WHAT TO WORK ON. Without pictures, repeat exactly the lines from the one containing "OCR this image." through the end of the entries.

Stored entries

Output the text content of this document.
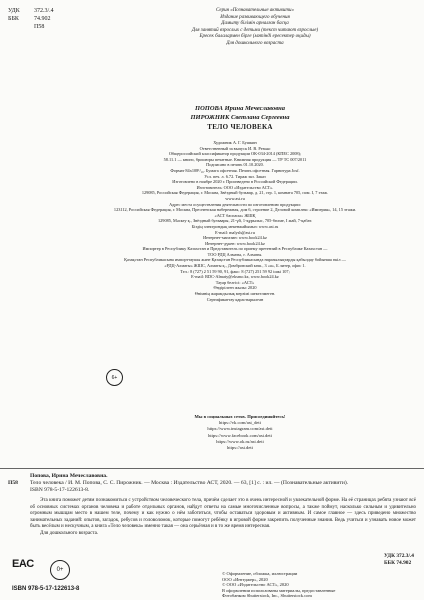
УДК 372.3/.4
ББК	74.902
П58
Серия «Познавательные активити»
Издание развивающего обучения
Дамыту білімін арналған басқа
Для занятий взрослых с детьми (текст читают взрослые)
Ересек балалармен бірге (мәтінді ересектер оқиды)
Для дошкольного возраста
ПОПОВА Ирина Мечеславовна
ПИРОЖНИК Светлана Сергеевна
ТЕЛО ЧЕЛОВЕКА
Художник А. Г. Бушкин
Ответственный за выпуск И. В. Резько
Общероссийский классификатор продукции ОК-034-2014 (КПЕС 2008);
58.11.1 — книги, брошюры печатные. Книжная продукция — ТР ТС 007/2011
Подписано в печать 01.10.2020.
Формат 84x108¹/₁₆. Бумага офсетная. Печать офсетная. Гарнитура Josf.
Усл. печ. л. 6.72. Тираж экз. Заказ
Изготовлено в ноябре 2020 г. Произведено в Российской Федерации.
Изготовитель: ООО «Издательство АСТ».
129085, Российская Федерация, г. Москва, Звёздный бульвар, д. 21, стр. 1, комната 705, пом. I, 7 этаж.
www.ast.ru
Адрес места осуществления деятельности по изготовлению продукции:
123112, Российская Федерация, г. Москва, Пресненская набережная, дом 6, строение 2, Деловой комплекс «Империя», 14, 15 этажи.
«АСТ баспасы» ЖШҚ
129085, Мәскеу қ., Звёздный бульвары, 21-үй, 1-құрылыс, 705-бөлме, I жай, 7-қабат.
Біздің электрондық мекенжайымыз: www.ast.ru
E-mail: malysh@ast.ru
Интернет-магазин: www.book24.kz
Интернет-дүкен: www.book24.kz
Импортер в Республику Казахстан и Представитель по приему претензий в Республике Казахстан —
ТОО РДЦ Алматы, г. Алматы.
Қазақстан Республикасына импорттаушы және Қазақстан Республикасында наразылықтарды қабылдау бойынша өкіл —
«РДЦ-Алматы» ЖШС, Алматы қ., Домбровский көш., 3 «а», Б литер, офис 1.
Тел.: 8 (727) 2 51 59 90, 91, факс: 8 (727) 251 59 92 ішкі 107;
E-mail: RDC-Almaty@eksmo.kz, www.book24.kz
Тауар белгісі: «АСТ»
Өндірілген жылы: 2020
Өнімнің жарамдылық мерзімі шектелмеген.
Сертификаттау қарастырылған
6+
Мы в социальных сетях. Присоединяйтесь!
https://vk.com/ast_deti
https://www.instagram.com/ast.deti
https://www.facebook.com/ast.deti
https://www.ok.ru/ast.deti
https://ast.deti
Попова, Ирина Мечеславовна.
П58	Тело человека / И. М. Попова, С. С. Пирожник. — Москва : Издательство АСТ, 2020. — 63, [1] с. : ил. — (Познавательные активити).
ISBN 978-5-17-122613-8.
Эта книга поможет детям познакомиться с устройством человеческого тела, причём сделает это в очень интересной и увлекательной форме. На её страницах ребята узнают всё об основных системах органов человека и работе отдельных органов, найдут ответы на самые многочисленные вопросы, а также поймут, насколько сильным и удивительно огромным мышцам место в нашем теле, почему и как нужно о нём заботиться, чтобы оставаться здоровым и активным. И самое главное — здесь приведено множество занимательных заданий: опытов, загадок, ребусов и головоломок, которые помогут ребёнку в игровой форме закрепить полученные знания. Ведь учиться и узнавать новое может быть весёлым и нескучным, а книга «Тело человека» именно такая — она серьёзная и в то же время интересная.
Для дошкольного возраста.
УДК 372.3/.4
ББК 74.902
EAC	0+
ISBN 978-5-17-122613-8
© Оформление, обложка, иллюстрации
ООО «Интеджер», 2020
© ООО «Издательство АСТ», 2020
В оформлении использованы материалы, предоставленные
Фотобанком Shutterstock, Inc., Shutterstock.com
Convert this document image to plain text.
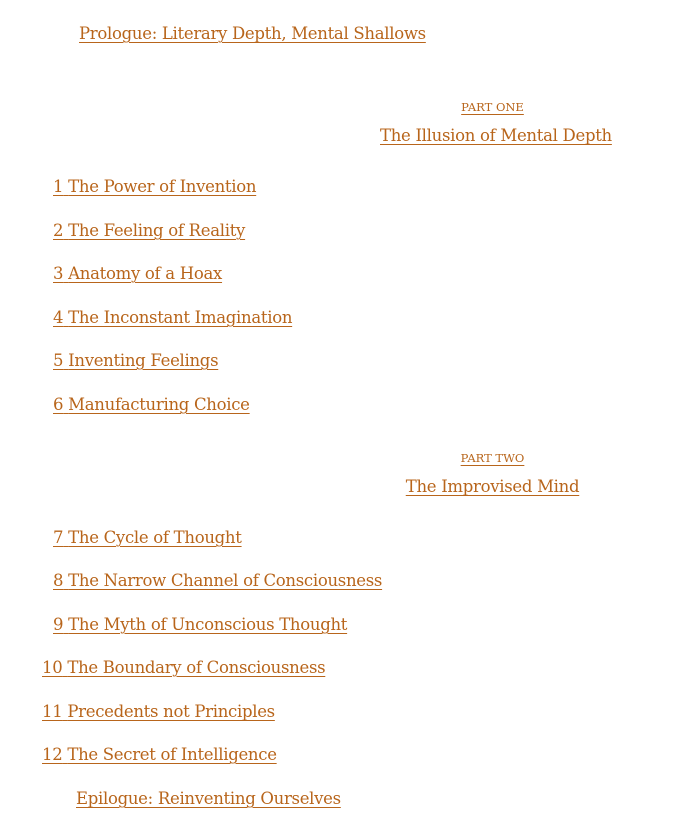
Prologue: Literary Depth, Mental Shallows
PART ONE
The Illusion of Mental Depth
1 The Power of Invention
2 The Feeling of Reality
3 Anatomy of a Hoax
4 The Inconstant Imagination
5 Inventing Feelings
6 Manufacturing Choice
PART TWO
The Improvised Mind
7 The Cycle of Thought
8 The Narrow Channel of Consciousness
9 The Myth of Unconscious Thought
10 The Boundary of Consciousness
11 Precedents not Principles
12 The Secret of Intelligence
Epilogue: Reinventing Ourselves
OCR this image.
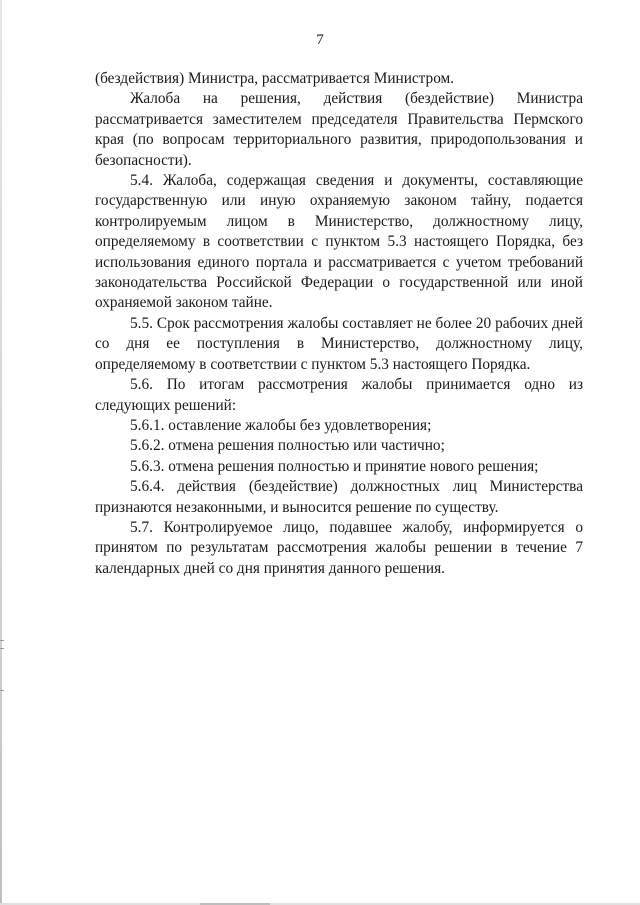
7

(бездействия) Министра, рассматривается Министром.

Жалоба на решения, действия (бездействие) Министра рассматривается заместителем председателя Правительства Пермского края (по вопросам территориального развития, природопользования и безопасности).

5.4. Жалоба, содержащая сведения и документы, составляющие государственную или иную охраняемую законом тайну, подается контролируемым лицом в Министерство, должностному лицу, определяемому в соответствии с пунктом 5.3 настоящего Порядка, без использования единого портала и рассматривается с учетом требований законодательства Российской Федерации о государственной или иной охраняемой законом тайне.

5.5. Срок рассмотрения жалобы составляет не более 20 рабочих дней со дня ее поступления в Министерство, должностному лицу, определяемому в соответствии с пунктом 5.3 настоящего Порядка.

5.6. По итогам рассмотрения жалобы принимается одно из следующих решений:

5.6.1. оставление жалобы без удовлетворения;

5.6.2. отмена решения полностью или частично;

5.6.3. отмена решения полностью и принятие нового решения;

5.6.4. действия (бездействие) должностных лиц Министерства признаются незаконными, и выносится решение по существу.

5.7. Контролируемое лицо, подавшее жалобу, информируется о принятом по результатам рассмотрения жалобы решении в течение 7 календарных дней со дня принятия данного решения.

THE OUTPUT.
OCR this image.
7

(бездействия) Министра, рассматривается Министром.

Жалоба на решения, действия (бездействие) Министра рассматривается заместителем председателя Правительства Пермского края (по вопросам территориального развития, природопользования и безопасности).

5.4. Жалоба, содержащая сведения и документы, составляющие государственную или иную охраняемую законом тайну, подается контролируемым лицом в Министерство, должностному лицу, определяемому в соответствии с пунктом 5.3 настоящего Порядка, без использования единого портала и рассматривается с учетом требований законодательства Российской Федерации о государственной или иной охраняемой законом тайне.

5.5. Срок рассмотрения жалобы составляет не более 20 рабочих дней со дня ее поступления в Министерство, должностному лицу, определяемому в соответствии с пунктом 5.3 настоящего Порядка.

5.6. По итогам рассмотрения жалобы принимается одно из следующих решений:

5.6.1. оставление жалобы без удовлетворения;

5.6.2. отмена решения полностью или частично;

5.6.3. отмена решения полностью и принятие нового решения;

5.6.4. действия (бездействие) должностных лиц Министерства признаются незаконными, и выносится решение по существу.

5.7. Контролируемое лицо, подавшее жалобу, информируется о принятом по результатам рассмотрения жалобы решении в течение 7 календарных дней со дня принятия данного решения.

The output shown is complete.